— Material supplied —
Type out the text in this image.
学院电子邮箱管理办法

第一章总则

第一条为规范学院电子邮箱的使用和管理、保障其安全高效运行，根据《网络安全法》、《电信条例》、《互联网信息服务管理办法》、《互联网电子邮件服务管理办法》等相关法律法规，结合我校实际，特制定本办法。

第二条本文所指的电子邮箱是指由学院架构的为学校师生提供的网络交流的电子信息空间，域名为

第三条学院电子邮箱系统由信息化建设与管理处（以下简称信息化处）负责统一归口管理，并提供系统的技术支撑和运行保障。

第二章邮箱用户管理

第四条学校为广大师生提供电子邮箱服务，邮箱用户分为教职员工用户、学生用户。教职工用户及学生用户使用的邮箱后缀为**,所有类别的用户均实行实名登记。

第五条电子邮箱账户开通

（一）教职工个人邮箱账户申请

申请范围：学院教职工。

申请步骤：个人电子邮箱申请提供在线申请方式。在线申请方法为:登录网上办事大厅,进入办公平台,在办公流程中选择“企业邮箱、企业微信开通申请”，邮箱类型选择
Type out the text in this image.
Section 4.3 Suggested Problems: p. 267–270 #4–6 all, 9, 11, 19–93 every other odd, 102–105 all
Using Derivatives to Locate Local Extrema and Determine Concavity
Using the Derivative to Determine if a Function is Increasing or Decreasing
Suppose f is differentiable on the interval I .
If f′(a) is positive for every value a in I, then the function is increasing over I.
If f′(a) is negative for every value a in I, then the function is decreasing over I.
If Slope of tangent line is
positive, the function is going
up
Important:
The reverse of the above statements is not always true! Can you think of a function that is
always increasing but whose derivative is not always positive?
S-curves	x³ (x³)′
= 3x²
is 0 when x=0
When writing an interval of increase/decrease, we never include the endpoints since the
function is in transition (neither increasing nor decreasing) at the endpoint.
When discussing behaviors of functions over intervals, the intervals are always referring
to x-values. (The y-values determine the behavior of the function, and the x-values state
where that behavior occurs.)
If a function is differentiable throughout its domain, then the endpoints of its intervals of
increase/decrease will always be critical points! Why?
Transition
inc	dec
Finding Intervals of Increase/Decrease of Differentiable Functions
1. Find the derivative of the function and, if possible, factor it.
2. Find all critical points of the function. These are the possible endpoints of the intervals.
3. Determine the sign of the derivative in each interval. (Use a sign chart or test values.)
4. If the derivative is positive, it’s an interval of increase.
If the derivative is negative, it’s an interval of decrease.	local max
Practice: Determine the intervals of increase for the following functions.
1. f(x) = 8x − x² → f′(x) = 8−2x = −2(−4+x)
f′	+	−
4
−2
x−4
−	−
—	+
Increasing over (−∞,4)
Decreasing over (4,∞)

— Your goal —
Repeat all of the records above exactly as they appear.

— The result —
Type out the text in this image.
学院电子邮箱管理办法

第一章总则

第一条为规范学院电子邮箱的使用和管理、保障其安全高效运行，根据《网络安全法》、《电信条例》、《互联网信息服务管理办法》、《互联网电子邮件服务管理办法》等相关法律法规，结合我校实际，特制定本办法。

第二条本文所指的电子邮箱是指由学院架构的为学校师生提供的网络交流的电子信息空间，域名为

第三条学院电子邮箱系统由信息化建设与管理处（以下简称信息化处）负责统一归口管理，并提供系统的技术支撑和运行保障。

第二章邮箱用户管理

第四条学校为广大师生提供电子邮箱服务，邮箱用户分为教职员工用户、学生用户。教职工用户及学生用户使用的邮箱后缀为**,所有类别的用户均实行实名登记。

第五条电子邮箱账户开通

（一）教职工个人邮箱账户申请

申请范围：学院教职工。

申请步骤：个人电子邮箱申请提供在线申请方式。在线申请方法为:登录网上办事大厅,进入办公平台,在办公流程中选择“企业邮箱、企业微信开通申请”，邮箱类型选择
Type out the text in this image.
Section 4.3 Suggested Problems: p. 267–270 #4–6 all, 9, 11, 19–93 every other odd, 102–105 all
Using Derivatives to Locate Local Extrema and Determine Concavity
Using the Derivative to Determine if a Function is Increasing or Decreasing
Suppose f is differentiable on the interval I .
If f′(a) is positive for every value a in I, then the function is increasing over I.
If f′(a) is negative for every value a in I, then the function is decreasing over I.
If Slope of tangent line is
positive, the function is going
up
Important:
The reverse of the above statements is not always true! Can you think of a function that is
always increasing but whose derivative is not always positive?
S-curves	x³ (x³)′
= 3x²
is 0 when x=0
When writing an interval of increase/decrease, we never include the endpoints since the
function is in transition (neither increasing nor decreasing) at the endpoint.
When discussing behaviors of functions over intervals, the intervals are always referring
to x-values. (The y-values determine the behavior of the function, and the x-values state
where that behavior occurs.)
If a function is differentiable throughout its domain, then the endpoints of its intervals of
increase/decrease will always be critical points! Why?
Transition
inc	dec
Finding Intervals of Increase/Decrease of Differentiable Functions
1. Find the derivative of the function and, if possible, factor it.
2. Find all critical points of the function. These are the possible endpoints of the intervals.
3. Determine the sign of the derivative in each interval. (Use a sign chart or test values.)
4. If the derivative is positive, it’s an interval of increase.
If the derivative is negative, it’s an interval of decrease.	local max
Practice: Determine the intervals of increase for the following functions.
1. f(x) = 8x − x² → f′(x) = 8−2x = −2(−4+x)
f′	+	−
4
−2
x−4
−	−
—	+
Increasing over (−∞,4)
Decreasing over (4,∞)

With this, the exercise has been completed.